TASK PROMPT: Work out the number of lines with "type" in them. Reply with that number and no other words.

RECORDS FOR THIS TASK:
##############################
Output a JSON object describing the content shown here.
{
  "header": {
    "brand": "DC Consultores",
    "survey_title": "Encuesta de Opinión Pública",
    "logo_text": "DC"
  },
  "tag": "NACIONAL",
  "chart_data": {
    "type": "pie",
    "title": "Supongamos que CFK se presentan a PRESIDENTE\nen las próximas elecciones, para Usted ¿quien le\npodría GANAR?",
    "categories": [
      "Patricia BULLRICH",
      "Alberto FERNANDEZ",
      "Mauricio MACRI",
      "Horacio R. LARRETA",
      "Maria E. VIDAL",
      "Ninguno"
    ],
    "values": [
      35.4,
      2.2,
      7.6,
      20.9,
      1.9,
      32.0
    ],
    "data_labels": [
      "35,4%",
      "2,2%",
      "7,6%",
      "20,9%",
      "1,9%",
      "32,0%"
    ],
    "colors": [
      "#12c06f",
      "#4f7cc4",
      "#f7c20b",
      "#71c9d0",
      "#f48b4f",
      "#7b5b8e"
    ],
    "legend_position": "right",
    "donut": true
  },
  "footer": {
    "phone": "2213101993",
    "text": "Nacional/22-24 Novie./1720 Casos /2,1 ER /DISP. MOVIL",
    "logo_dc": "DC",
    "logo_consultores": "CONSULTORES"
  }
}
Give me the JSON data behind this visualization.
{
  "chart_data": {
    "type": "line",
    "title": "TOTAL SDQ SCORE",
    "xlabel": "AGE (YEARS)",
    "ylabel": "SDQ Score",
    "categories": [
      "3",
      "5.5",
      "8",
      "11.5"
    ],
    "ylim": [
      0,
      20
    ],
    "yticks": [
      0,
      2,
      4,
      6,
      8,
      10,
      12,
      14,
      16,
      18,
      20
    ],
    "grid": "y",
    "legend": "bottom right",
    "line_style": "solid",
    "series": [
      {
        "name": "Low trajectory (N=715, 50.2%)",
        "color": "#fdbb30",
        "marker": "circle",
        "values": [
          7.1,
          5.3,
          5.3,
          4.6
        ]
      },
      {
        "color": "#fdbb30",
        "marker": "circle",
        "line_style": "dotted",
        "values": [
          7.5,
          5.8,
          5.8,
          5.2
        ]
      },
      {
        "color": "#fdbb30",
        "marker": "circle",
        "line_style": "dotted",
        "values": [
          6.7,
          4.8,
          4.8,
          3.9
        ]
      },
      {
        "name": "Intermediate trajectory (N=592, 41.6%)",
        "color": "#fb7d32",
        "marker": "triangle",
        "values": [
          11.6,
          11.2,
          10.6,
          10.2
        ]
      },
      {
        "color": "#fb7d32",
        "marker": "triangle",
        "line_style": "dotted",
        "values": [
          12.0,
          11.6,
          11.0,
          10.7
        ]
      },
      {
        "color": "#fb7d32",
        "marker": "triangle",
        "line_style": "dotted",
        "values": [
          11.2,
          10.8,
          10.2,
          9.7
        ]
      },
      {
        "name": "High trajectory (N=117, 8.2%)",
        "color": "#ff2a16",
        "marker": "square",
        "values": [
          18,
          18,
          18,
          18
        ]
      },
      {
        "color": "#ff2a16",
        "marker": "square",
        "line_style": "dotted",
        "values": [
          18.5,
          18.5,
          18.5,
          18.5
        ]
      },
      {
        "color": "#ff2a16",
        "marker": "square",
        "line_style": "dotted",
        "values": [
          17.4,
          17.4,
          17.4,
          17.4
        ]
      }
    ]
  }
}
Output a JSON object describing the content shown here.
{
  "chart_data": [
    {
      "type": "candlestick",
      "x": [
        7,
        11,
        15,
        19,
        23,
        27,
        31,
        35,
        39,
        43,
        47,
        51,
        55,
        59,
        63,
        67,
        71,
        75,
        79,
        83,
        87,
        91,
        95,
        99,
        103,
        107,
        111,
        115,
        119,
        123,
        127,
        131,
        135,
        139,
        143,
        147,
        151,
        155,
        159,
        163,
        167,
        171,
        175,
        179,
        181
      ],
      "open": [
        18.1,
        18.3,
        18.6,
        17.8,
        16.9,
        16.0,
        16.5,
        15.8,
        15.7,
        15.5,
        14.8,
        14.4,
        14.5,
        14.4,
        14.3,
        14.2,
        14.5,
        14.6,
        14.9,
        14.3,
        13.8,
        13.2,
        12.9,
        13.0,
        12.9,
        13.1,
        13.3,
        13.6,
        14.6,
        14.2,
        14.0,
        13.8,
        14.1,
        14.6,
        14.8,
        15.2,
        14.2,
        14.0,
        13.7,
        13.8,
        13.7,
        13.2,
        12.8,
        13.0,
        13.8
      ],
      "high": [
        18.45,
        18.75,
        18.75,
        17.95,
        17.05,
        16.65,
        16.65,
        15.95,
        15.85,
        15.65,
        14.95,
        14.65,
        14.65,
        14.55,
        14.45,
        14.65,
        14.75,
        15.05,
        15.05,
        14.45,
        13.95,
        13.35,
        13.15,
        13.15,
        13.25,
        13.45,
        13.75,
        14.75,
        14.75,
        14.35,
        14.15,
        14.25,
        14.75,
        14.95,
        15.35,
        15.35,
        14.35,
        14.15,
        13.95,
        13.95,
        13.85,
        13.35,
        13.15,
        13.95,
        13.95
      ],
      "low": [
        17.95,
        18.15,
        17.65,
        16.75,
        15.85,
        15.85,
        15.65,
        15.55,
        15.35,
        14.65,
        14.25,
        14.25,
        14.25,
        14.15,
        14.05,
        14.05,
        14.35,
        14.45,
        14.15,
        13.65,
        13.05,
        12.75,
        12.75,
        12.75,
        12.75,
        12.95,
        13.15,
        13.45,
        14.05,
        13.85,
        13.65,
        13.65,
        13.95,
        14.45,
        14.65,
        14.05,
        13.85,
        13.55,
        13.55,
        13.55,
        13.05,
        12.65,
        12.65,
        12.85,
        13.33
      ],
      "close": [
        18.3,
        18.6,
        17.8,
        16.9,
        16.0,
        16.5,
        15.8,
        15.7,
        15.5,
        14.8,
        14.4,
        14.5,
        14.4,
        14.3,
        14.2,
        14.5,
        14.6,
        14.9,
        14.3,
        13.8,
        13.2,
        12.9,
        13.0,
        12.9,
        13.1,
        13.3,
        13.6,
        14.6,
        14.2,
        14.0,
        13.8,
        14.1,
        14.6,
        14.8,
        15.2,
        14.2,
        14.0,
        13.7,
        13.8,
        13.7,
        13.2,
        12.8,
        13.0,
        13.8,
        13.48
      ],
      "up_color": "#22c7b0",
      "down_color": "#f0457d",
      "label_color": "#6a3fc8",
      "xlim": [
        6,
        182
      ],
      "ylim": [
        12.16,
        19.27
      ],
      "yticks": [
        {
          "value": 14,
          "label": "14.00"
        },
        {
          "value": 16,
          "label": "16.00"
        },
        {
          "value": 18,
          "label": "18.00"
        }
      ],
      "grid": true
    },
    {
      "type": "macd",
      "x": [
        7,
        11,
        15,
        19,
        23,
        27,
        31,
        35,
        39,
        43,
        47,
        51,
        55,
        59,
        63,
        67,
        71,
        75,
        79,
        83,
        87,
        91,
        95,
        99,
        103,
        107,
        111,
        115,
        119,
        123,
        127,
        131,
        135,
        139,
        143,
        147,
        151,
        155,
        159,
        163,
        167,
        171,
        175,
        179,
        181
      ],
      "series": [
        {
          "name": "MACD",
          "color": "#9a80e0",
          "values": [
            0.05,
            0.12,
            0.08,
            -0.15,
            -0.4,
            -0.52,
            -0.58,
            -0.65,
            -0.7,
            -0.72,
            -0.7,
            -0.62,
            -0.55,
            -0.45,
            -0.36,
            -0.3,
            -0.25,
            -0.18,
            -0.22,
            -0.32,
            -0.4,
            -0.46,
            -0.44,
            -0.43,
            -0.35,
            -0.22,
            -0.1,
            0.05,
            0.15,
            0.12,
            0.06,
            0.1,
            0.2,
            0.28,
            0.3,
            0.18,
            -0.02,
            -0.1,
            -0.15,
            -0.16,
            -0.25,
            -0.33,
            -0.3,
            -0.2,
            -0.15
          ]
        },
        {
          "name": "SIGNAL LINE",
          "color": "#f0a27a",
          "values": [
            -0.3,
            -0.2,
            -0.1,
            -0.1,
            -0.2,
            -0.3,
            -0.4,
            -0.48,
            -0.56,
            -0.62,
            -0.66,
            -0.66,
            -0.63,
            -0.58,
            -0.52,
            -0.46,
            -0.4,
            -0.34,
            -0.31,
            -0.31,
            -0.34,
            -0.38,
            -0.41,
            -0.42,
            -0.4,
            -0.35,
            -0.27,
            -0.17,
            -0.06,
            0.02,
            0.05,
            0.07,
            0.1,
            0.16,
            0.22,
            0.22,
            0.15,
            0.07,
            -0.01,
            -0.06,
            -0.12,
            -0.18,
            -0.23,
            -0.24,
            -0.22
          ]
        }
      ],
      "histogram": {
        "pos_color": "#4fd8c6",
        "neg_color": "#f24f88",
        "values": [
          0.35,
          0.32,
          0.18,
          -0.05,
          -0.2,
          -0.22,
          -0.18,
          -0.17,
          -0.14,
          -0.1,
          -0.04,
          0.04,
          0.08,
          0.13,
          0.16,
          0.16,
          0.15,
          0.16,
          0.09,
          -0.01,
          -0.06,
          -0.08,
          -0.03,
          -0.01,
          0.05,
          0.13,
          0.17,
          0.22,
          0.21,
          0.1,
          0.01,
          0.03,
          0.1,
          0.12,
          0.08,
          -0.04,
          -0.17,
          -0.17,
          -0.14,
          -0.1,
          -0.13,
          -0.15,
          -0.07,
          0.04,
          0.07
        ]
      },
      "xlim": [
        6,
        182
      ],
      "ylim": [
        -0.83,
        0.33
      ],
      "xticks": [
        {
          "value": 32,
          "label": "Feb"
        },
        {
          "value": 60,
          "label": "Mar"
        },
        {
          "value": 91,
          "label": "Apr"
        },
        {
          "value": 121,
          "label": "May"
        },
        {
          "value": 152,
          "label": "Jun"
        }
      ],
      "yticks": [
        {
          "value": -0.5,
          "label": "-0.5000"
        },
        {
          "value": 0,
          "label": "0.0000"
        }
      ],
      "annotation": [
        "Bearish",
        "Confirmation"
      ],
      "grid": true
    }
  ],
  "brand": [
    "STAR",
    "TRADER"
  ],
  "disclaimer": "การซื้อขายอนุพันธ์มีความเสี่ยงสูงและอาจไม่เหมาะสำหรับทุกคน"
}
##############################
PROBLEM SOLUTION: 4